- **Data records**
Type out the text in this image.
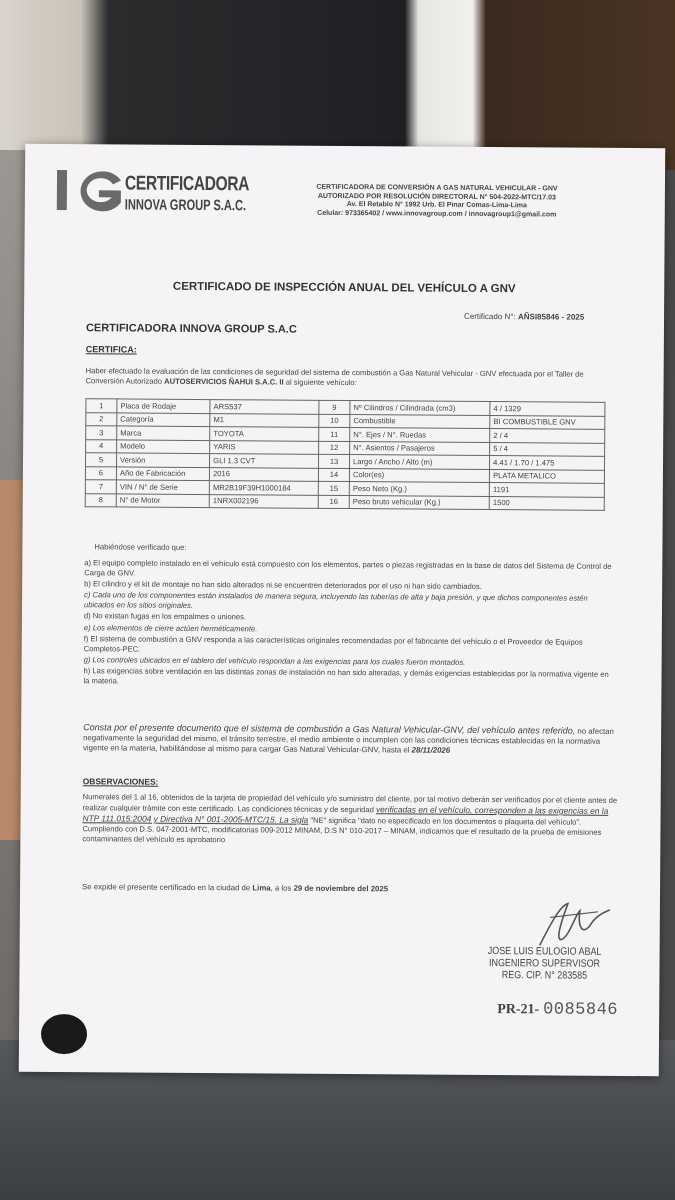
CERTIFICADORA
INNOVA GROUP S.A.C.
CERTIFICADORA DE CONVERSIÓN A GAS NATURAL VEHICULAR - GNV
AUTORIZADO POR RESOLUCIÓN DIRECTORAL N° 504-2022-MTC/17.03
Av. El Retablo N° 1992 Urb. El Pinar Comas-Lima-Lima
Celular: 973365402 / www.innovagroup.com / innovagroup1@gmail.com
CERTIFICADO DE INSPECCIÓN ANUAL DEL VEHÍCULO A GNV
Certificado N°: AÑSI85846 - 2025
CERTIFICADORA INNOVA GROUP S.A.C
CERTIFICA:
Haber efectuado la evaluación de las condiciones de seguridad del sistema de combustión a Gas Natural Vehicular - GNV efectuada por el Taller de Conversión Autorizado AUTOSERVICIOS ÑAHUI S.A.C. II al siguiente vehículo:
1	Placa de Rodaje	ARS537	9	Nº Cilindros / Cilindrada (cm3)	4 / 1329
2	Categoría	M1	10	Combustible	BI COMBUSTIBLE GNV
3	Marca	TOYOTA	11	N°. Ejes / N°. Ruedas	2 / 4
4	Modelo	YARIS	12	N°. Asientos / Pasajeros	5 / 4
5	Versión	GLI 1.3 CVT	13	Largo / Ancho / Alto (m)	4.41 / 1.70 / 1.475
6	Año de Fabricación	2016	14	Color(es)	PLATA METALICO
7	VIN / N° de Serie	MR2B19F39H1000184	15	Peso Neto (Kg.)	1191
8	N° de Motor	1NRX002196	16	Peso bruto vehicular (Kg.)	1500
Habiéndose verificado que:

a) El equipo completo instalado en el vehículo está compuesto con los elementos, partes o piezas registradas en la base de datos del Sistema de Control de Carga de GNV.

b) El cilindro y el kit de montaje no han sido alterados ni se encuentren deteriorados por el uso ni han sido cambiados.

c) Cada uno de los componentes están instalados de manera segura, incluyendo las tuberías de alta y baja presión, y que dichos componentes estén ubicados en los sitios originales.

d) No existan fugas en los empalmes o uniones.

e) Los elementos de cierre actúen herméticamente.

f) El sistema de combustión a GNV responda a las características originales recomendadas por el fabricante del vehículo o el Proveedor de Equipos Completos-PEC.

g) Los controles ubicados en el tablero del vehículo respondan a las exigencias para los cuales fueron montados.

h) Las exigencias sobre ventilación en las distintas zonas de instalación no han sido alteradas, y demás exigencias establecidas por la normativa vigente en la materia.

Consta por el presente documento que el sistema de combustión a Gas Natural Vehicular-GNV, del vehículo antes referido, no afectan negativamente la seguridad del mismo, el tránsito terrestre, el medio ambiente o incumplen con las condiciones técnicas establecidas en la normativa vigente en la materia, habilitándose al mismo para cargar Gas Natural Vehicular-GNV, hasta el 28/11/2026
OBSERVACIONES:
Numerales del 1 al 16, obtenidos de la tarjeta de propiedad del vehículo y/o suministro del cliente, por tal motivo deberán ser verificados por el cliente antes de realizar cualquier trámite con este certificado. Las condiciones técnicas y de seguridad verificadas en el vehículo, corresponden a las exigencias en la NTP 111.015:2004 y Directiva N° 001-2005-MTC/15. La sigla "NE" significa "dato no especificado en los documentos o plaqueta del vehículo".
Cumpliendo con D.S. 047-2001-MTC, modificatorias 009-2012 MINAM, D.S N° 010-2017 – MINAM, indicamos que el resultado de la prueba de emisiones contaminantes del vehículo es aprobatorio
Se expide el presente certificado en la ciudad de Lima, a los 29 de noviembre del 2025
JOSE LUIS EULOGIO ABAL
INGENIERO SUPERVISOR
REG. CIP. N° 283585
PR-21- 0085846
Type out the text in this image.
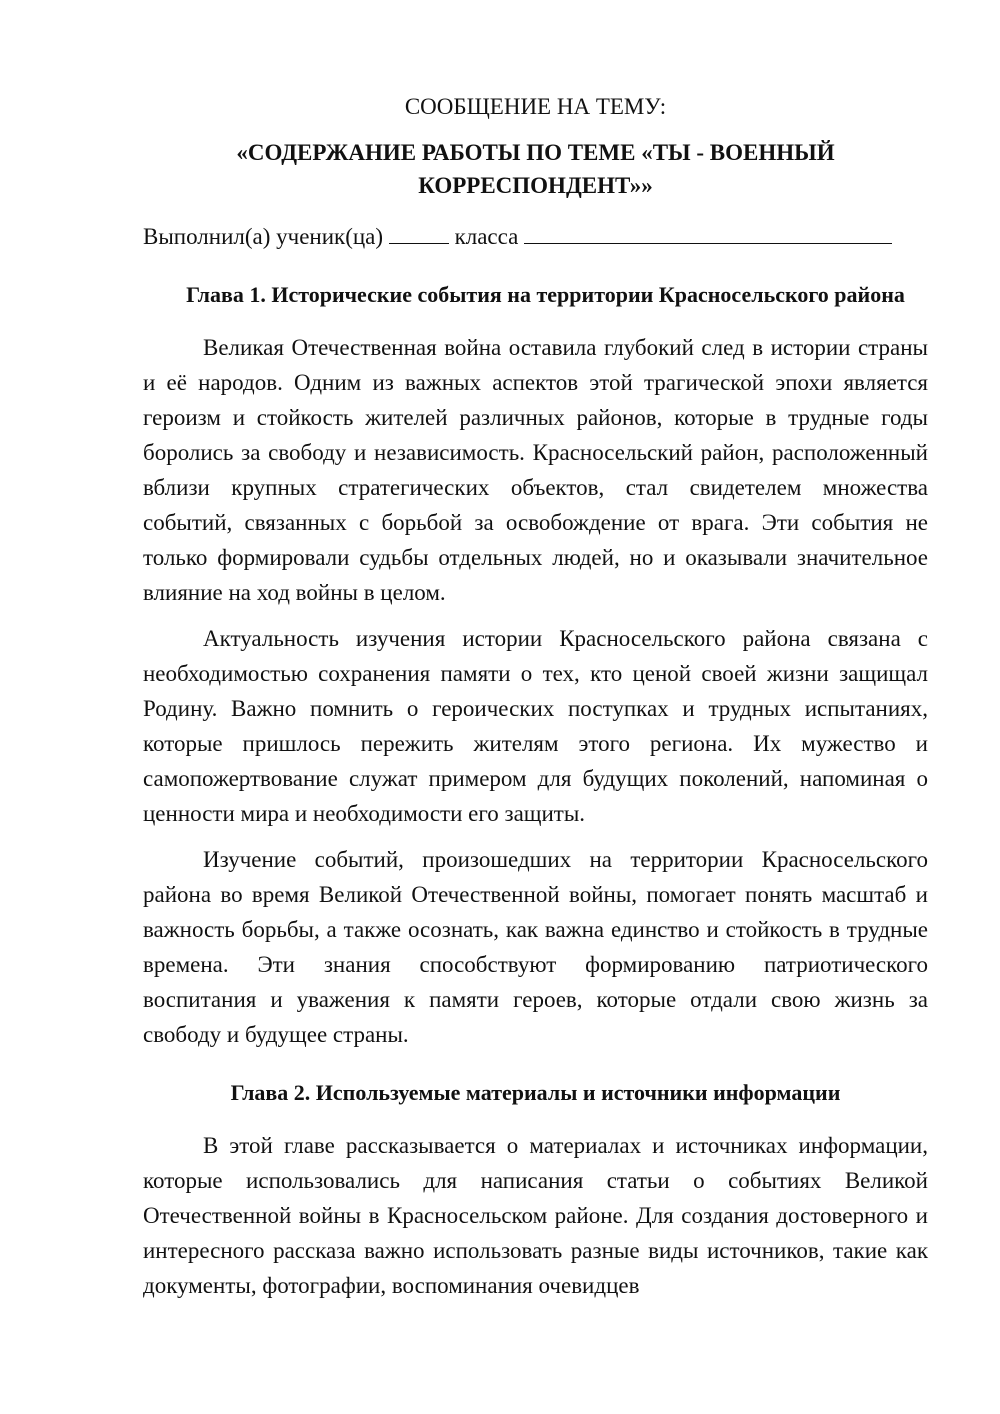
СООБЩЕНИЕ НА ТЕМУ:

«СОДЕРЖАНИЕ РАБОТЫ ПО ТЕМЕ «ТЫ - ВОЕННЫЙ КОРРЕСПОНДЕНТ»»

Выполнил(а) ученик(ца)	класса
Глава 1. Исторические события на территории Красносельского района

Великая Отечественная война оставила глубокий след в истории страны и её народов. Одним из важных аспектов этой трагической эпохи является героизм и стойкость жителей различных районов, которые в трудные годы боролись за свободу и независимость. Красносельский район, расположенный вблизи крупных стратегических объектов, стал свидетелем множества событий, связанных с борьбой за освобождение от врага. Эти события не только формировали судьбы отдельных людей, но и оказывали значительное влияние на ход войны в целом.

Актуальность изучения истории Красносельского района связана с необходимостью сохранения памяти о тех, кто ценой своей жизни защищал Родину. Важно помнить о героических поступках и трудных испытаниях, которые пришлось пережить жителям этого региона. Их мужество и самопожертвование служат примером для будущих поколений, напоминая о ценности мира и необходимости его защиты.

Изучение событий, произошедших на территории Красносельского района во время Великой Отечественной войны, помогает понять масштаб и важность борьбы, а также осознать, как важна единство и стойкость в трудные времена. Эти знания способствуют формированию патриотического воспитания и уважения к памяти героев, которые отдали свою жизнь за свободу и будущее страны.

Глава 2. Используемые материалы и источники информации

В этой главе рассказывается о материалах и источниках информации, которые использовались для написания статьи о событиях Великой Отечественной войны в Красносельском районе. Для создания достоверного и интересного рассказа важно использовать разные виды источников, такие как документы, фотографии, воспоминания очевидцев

---

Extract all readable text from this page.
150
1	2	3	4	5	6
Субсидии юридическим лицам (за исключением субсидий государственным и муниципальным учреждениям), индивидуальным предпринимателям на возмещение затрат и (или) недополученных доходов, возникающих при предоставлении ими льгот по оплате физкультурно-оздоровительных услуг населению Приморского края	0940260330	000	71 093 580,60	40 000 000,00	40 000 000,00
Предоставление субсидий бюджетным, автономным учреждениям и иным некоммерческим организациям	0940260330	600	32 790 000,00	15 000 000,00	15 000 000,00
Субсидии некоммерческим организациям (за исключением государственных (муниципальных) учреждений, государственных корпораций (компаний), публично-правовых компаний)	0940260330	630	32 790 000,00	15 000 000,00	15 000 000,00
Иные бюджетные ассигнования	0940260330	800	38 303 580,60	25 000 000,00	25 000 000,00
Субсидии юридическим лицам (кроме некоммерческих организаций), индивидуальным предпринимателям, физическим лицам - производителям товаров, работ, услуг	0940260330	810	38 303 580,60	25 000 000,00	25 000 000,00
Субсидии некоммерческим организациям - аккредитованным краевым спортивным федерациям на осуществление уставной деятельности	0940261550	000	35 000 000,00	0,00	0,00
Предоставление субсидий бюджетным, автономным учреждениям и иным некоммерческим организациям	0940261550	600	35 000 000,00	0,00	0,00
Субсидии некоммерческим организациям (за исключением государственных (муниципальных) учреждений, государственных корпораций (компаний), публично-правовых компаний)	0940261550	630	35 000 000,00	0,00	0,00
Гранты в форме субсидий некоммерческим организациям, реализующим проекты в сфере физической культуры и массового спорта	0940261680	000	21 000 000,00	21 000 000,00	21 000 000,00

- **Directions**
From the entries, copy out each line containing the word "vigente".

- **Final result**
h) Las exigencias sobre ventilación en las distintas zonas de instalación no han sido alteradas, y demás exigencias establecidas por la normativa vigente en la materia.
Consta por el presente documento que el sistema de combustión a Gas Natural Vehicular-GNV, del vehículo antes referido, no afectan negativamente la seguridad del mismo, el tránsito terrestre, el medio ambiente o incumplen con las condiciones técnicas establecidas en la normativa vigente en la materia, habilitándose al mismo para cargar Gas Natural Vehicular-GNV, hasta el 28/11/2026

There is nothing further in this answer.